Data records
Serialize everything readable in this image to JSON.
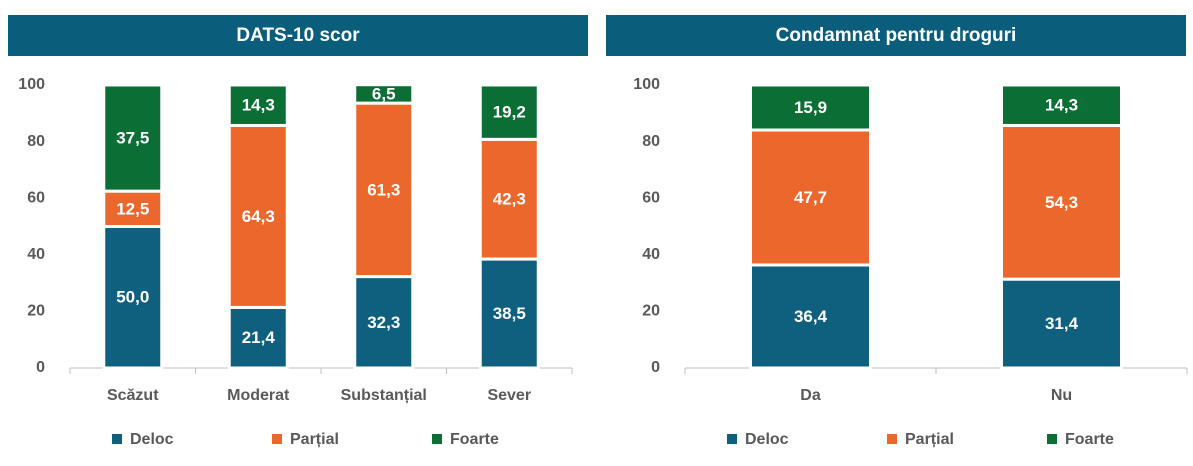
{
  "chart_data": [
    {
      "type": "bar",
      "stacked": true,
      "title": "DATS-10 scor",
      "categories": [
        "Scăzut",
        "Moderat",
        "Substanțial",
        "Sever"
      ],
      "series": [
        {
          "name": "Deloc",
          "color": "#0f5f7f",
          "values": [
            50.0,
            21.4,
            32.3,
            38.5
          ],
          "value_labels": [
            "50,0",
            "21,4",
            "32,3",
            "38,5"
          ]
        },
        {
          "name": "Parțial",
          "color": "#ec672b",
          "values": [
            12.5,
            64.3,
            61.3,
            42.3
          ],
          "value_labels": [
            "12,5",
            "64,3",
            "61,3",
            "42,3"
          ]
        },
        {
          "name": "Foarte",
          "color": "#0b6e35",
          "values": [
            37.5,
            14.3,
            6.5,
            19.2
          ],
          "value_labels": [
            "37,5",
            "14,3",
            "6,5",
            "19,2"
          ]
        }
      ],
      "ylim": [
        0,
        100
      ],
      "yticks": [
        0,
        20,
        40,
        60,
        80,
        100
      ],
      "legend": "bottom"
    },
    {
      "type": "bar",
      "stacked": true,
      "title": "Condamnat pentru droguri",
      "categories": [
        "Da",
        "Nu"
      ],
      "series": [
        {
          "name": "Deloc",
          "color": "#0f5f7f",
          "values": [
            36.4,
            31.4
          ],
          "value_labels": [
            "36,4",
            "31,4"
          ]
        },
        {
          "name": "Parțial",
          "color": "#ec672b",
          "values": [
            47.7,
            54.3
          ],
          "value_labels": [
            "47,7",
            "54,3"
          ]
        },
        {
          "name": "Foarte",
          "color": "#0b6e35",
          "values": [
            15.9,
            14.3
          ],
          "value_labels": [
            "15,9",
            "14,3"
          ]
        }
      ],
      "ylim": [
        0,
        100
      ],
      "yticks": [
        0,
        20,
        40,
        60,
        80,
        100
      ],
      "legend": "bottom"
    }
  ]
}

[Your objective]
Pictures in the records must not appear in the copy; transcribe everything else precisely.

[Correct answer]
Serialize everything readable in this image to JSON.
{
  "chart_data": [
    {
      "type": "bar",
      "stacked": true,
      "title": "DATS-10 scor",
      "categories": [
        "Scăzut",
        "Moderat",
        "Substanțial",
        "Sever"
      ],
      "series": [
        {
          "name": "Deloc",
          "color": "#0f5f7f",
          "values": [
            50.0,
            21.4,
            32.3,
            38.5
          ],
          "value_labels": [
            "50,0",
            "21,4",
            "32,3",
            "38,5"
          ]
        },
        {
          "name": "Parțial",
          "color": "#ec672b",
          "values": [
            12.5,
            64.3,
            61.3,
            42.3
          ],
          "value_labels": [
            "12,5",
            "64,3",
            "61,3",
            "42,3"
          ]
        },
        {
          "name": "Foarte",
          "color": "#0b6e35",
          "values": [
            37.5,
            14.3,
            6.5,
            19.2
          ],
          "value_labels": [
            "37,5",
            "14,3",
            "6,5",
            "19,2"
          ]
        }
      ],
      "ylim": [
        0,
        100
      ],
      "yticks": [
        0,
        20,
        40,
        60,
        80,
        100
      ],
      "legend": "bottom"
    },
    {
      "type": "bar",
      "stacked": true,
      "title": "Condamnat pentru droguri",
      "categories": [
        "Da",
        "Nu"
      ],
      "series": [
        {
          "name": "Deloc",
          "color": "#0f5f7f",
          "values": [
            36.4,
            31.4
          ],
          "value_labels": [
            "36,4",
            "31,4"
          ]
        },
        {
          "name": "Parțial",
          "color": "#ec672b",
          "values": [
            47.7,
            54.3
          ],
          "value_labels": [
            "47,7",
            "54,3"
          ]
        },
        {
          "name": "Foarte",
          "color": "#0b6e35",
          "values": [
            15.9,
            14.3
          ],
          "value_labels": [
            "15,9",
            "14,3"
          ]
        }
      ],
      "ylim": [
        0,
        100
      ],
      "yticks": [
        0,
        20,
        40,
        60,
        80,
        100
      ],
      "legend": "bottom"
    }
  ]
}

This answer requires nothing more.